Go through the records and copy each line where the word "JSON" occurs.

**Saved data entries:**
────────────────────
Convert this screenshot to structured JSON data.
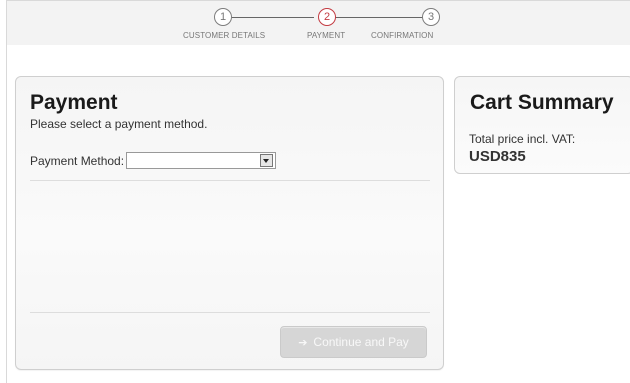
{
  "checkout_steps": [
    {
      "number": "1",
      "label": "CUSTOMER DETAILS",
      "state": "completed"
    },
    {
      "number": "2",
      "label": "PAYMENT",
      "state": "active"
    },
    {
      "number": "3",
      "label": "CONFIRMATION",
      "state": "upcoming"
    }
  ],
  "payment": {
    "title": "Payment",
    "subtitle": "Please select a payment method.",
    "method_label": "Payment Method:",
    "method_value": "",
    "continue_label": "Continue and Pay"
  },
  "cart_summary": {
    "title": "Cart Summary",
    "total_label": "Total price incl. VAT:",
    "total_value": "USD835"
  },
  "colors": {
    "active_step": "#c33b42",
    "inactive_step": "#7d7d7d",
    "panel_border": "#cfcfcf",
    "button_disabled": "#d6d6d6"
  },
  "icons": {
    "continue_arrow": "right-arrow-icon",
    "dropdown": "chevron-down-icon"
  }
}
────────────────────
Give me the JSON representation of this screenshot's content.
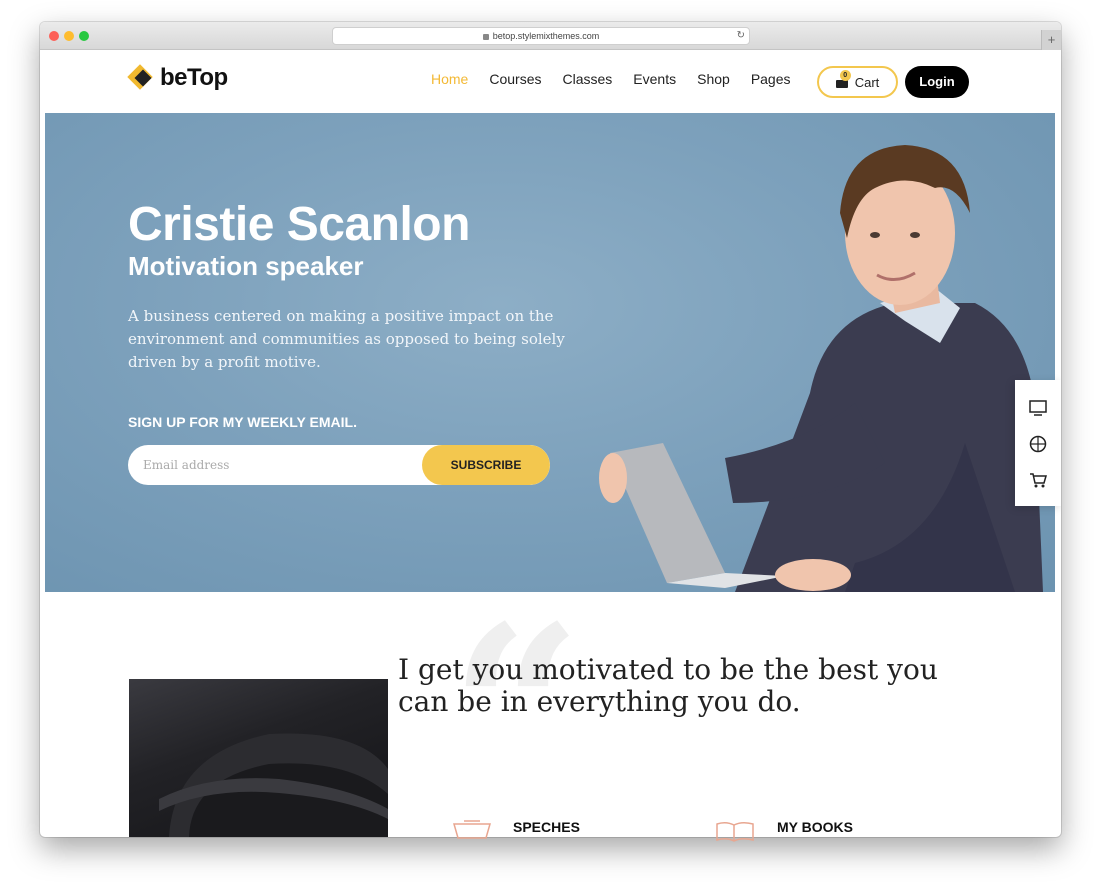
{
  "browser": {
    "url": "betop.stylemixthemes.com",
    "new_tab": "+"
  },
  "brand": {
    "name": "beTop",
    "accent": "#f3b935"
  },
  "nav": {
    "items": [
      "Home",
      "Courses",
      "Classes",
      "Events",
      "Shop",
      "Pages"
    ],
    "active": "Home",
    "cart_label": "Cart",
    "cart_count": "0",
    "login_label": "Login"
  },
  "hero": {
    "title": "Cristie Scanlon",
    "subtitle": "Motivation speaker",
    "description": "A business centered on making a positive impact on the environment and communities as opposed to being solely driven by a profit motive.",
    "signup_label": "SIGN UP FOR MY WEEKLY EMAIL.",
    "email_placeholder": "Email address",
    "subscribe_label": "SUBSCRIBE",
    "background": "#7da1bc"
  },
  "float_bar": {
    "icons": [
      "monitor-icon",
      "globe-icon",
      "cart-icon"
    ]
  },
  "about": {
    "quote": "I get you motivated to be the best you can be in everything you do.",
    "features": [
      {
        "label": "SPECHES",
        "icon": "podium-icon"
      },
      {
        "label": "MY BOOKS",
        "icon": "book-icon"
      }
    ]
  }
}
────────────────────
**Solution to this task:**
Convert this screenshot to structured JSON data.
Give me the JSON representation of this screenshot's content.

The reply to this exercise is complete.